# Текст для упражнения

Дело солдатское, приказывает начальство — выполняй. Собрал свои нехитрые манатки, набросил халат, попрощался с палатой и зашагал за своей симпатичной проводницей. Прошли двор, вошли в вестибюль большого трехэтажного корпуса. Направо коридором прошли в палату.
— Вот твое место — указала н6а свободную кровать.
Палата небольшая, всего 5 кроватей, высокий потолок, продолговатая, два больших окна, светлая. Сказали, что предоперационная палата. Значит, вскорости надо ждать операцию. Возможно, очередь подошла, а может быть увидели, что надежды на заживление раны без операции не сбылись. Кушать носят в палату, хотя ходил я уже почти не хромая. Перевязки делали в перевязочной, хозяйками там были медсестры. Периодически раненых осматривал врач-хирург. Нашу палату обслуживала та, которая привела меня сюда — Мария Николаевна Коновалова. Раненые называли ее «Мушка». Веселая, подвижная, приветливая — возле нее в перевязочной всегда вертелись под предлогом помощи один-два из выздоравливающих. В 1942 г. она закончила 10 классов, курсы медсестер и уже больше года в госпитале.
Прошла неделя, может, чуть больше. Как всегда, утром медсестра и санитарки принесли завтрак. Поставили на тумбочки всем, а мне не несут. Мария что-то не та, в мою сторону и не смотрит.
— Марийка, а мне почему завтрак не несешь?
— Не заработал, — буркнула, где вчера был? У той кикиморы? и убежала
Какой там у “кикиморы”! С ребятами, которые уезжали в часть “втихаря” выпили понемногу какой-то дряни — денатурат что-ли — синеватая с резким запахом жгучая жидкость.
Я вообще не увлекался водкой, даже на фронте, на Северо-Западном, где нам давали по 100 гр. “наркомовских”, свою пайку в большинстве случаев отдавал более охочим. Поэтому теперь и в голове, в животе было противно.
Закончился завтрак, снова вбежала Мушка и ко мне:
— Давай ногу! — присела на кровати, поставила мыльницу, помазок, в руке бритва. Схватила ногу, положила себе на колени и молча принялась обрабатывать рану. Понял: готовили к операции. Наконец, и она подтвердила; буркнув:
— После обеда на операцию, — и убежала.
В голове шумело, в животе “варакудило” — противно. Как-то будет под наркозом.

# Задание к выполнению
Перепишите из отрывка о госпитале выше всё, начиная со слов «Прошла неделя, может, чуть» и вплоть до слов «запахом жгучая жидкость.» включительно.

# Данные
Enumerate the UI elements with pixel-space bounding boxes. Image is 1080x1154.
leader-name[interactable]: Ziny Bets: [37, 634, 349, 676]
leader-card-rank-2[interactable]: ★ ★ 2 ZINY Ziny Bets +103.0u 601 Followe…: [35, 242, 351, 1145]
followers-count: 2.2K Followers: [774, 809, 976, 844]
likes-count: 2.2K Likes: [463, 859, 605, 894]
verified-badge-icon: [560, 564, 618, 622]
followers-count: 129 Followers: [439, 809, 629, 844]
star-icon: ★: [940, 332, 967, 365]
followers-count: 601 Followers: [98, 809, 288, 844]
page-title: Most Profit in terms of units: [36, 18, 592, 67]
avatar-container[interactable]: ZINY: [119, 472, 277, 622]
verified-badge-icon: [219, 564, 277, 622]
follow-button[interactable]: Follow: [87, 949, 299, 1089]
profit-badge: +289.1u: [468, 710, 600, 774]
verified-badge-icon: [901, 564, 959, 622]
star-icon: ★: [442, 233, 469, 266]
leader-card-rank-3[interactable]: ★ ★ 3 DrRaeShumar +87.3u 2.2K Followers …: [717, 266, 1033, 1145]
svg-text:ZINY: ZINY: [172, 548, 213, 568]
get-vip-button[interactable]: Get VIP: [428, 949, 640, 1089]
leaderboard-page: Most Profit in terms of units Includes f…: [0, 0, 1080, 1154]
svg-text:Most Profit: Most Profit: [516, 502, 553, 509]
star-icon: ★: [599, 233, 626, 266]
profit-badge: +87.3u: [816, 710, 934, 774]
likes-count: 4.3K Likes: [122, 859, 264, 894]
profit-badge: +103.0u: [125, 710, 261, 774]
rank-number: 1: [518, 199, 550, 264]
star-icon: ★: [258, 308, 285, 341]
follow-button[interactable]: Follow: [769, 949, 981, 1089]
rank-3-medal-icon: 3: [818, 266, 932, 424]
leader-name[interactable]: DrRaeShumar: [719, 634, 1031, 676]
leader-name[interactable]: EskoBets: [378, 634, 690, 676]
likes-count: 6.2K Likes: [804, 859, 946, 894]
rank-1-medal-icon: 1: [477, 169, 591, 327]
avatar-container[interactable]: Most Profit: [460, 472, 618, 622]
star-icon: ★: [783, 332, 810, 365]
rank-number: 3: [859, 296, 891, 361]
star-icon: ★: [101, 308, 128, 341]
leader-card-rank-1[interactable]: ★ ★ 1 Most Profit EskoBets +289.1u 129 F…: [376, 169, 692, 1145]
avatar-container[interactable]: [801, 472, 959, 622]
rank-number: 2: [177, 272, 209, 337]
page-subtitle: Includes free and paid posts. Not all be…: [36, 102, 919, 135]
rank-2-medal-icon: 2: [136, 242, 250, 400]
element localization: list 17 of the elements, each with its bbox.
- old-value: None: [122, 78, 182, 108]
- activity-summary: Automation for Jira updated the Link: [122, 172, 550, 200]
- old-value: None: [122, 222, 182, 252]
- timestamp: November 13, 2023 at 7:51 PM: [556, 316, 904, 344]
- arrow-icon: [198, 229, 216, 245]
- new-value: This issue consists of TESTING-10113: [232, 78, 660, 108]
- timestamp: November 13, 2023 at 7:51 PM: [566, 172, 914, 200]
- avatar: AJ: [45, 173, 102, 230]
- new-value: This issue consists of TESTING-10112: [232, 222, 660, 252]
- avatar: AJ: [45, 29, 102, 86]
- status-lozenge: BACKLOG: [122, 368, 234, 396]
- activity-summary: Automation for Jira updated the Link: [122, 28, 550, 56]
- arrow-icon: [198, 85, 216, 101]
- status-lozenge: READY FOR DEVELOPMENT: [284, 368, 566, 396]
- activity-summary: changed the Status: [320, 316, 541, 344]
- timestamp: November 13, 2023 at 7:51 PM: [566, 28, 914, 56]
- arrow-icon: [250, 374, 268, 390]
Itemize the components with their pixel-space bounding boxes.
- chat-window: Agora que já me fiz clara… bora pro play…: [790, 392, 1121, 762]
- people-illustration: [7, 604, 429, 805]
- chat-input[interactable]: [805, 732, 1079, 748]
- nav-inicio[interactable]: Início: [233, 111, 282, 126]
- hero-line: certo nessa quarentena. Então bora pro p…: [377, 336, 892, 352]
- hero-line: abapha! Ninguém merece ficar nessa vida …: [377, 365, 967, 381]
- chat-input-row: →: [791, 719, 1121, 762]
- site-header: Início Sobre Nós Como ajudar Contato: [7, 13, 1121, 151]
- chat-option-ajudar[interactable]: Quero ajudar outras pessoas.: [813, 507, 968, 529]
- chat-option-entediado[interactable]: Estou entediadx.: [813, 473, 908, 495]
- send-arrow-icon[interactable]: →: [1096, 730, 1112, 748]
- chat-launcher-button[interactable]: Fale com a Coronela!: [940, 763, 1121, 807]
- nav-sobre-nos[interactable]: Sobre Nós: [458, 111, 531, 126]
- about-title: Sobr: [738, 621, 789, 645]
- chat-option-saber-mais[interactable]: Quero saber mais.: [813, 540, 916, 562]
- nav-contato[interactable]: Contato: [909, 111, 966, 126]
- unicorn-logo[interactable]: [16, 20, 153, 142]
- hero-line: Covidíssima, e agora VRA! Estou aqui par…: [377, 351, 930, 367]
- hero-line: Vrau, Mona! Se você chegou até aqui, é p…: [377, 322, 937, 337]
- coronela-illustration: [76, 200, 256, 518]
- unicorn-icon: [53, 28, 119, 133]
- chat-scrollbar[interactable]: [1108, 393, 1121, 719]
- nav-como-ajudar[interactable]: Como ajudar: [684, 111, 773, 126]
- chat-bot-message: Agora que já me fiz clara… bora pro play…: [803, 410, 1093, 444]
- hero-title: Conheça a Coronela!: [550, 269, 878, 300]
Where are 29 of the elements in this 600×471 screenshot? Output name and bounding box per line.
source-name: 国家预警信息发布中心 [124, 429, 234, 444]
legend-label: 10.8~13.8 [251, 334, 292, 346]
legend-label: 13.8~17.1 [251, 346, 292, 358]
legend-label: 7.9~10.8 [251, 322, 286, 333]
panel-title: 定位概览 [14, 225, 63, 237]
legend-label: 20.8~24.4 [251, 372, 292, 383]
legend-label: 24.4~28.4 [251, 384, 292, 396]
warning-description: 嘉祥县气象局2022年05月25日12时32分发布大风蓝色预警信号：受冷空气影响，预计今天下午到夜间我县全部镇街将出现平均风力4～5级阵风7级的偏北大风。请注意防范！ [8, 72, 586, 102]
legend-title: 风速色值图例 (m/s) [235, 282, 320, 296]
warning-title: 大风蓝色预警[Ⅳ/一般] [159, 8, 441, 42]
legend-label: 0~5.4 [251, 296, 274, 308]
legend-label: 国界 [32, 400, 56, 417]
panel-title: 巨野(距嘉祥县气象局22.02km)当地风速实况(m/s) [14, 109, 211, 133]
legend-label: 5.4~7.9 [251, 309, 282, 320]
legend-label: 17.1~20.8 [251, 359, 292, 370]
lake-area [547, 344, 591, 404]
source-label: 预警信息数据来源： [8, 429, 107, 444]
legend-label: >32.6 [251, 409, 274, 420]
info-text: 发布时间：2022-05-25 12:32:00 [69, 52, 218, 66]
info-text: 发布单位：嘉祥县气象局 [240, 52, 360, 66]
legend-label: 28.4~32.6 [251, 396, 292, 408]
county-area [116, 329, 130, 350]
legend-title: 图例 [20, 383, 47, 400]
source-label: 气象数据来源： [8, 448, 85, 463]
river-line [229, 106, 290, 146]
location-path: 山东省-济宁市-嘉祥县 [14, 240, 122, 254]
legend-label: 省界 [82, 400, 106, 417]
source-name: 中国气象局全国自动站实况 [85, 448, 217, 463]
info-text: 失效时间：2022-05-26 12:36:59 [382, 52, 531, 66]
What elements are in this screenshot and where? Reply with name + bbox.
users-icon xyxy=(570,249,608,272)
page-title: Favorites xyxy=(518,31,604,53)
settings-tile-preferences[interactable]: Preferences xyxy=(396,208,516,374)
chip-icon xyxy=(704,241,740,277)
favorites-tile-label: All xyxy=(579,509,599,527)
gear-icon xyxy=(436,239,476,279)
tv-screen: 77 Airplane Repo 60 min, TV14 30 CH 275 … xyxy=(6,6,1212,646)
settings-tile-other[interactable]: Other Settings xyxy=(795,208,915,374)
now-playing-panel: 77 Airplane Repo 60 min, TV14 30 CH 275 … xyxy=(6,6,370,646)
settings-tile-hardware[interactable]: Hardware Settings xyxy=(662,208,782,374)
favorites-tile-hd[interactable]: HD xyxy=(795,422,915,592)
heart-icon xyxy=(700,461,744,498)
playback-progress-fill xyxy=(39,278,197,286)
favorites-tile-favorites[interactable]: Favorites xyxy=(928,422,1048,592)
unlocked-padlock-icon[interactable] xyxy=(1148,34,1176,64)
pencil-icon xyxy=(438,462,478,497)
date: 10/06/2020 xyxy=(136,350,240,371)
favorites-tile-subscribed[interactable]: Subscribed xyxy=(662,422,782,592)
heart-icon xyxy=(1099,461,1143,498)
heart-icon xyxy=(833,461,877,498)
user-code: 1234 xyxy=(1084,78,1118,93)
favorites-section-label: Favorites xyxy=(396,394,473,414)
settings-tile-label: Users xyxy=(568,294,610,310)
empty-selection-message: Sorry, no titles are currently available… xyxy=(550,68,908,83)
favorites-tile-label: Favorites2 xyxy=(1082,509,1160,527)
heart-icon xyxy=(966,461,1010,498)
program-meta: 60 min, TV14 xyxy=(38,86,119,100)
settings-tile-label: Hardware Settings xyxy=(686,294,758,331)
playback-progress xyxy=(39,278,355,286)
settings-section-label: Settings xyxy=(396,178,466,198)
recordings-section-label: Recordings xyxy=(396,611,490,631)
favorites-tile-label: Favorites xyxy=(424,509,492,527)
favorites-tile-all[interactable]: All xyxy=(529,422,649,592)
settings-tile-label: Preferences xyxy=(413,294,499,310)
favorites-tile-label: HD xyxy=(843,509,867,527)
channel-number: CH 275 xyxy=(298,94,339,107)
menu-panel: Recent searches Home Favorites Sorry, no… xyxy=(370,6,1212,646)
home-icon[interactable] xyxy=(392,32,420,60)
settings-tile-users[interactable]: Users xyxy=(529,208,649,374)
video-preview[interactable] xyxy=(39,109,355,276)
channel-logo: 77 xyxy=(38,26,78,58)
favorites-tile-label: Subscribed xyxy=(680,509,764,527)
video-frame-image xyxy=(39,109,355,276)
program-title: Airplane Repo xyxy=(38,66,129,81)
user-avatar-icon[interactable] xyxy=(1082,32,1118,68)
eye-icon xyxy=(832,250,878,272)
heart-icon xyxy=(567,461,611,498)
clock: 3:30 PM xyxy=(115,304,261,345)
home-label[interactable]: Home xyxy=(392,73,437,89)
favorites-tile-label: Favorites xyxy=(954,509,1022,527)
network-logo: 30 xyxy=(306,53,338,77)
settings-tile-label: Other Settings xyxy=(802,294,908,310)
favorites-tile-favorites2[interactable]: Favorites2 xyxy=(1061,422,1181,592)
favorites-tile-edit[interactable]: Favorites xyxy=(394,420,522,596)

# Письменный ответ
Прошла неделя, может, чуть больше. Как всегда, утром медсестра и санитарки принесли завтрак. Поставили на тумбочки всем, а мне не несут. Мария что-то не та, в мою сторону и не смотрит.
— Марийка, а мне почему завтрак не несешь?
— Не заработал, — буркнула, где вчера был? У той кикиморы? и убежала
Какой там у “кикиморы”! С ребятами, которые уезжали в часть “втихаря” выпили понемногу какой-то дряни — денатурат что-ли — синеватая с резким запахом жгучая жидкость.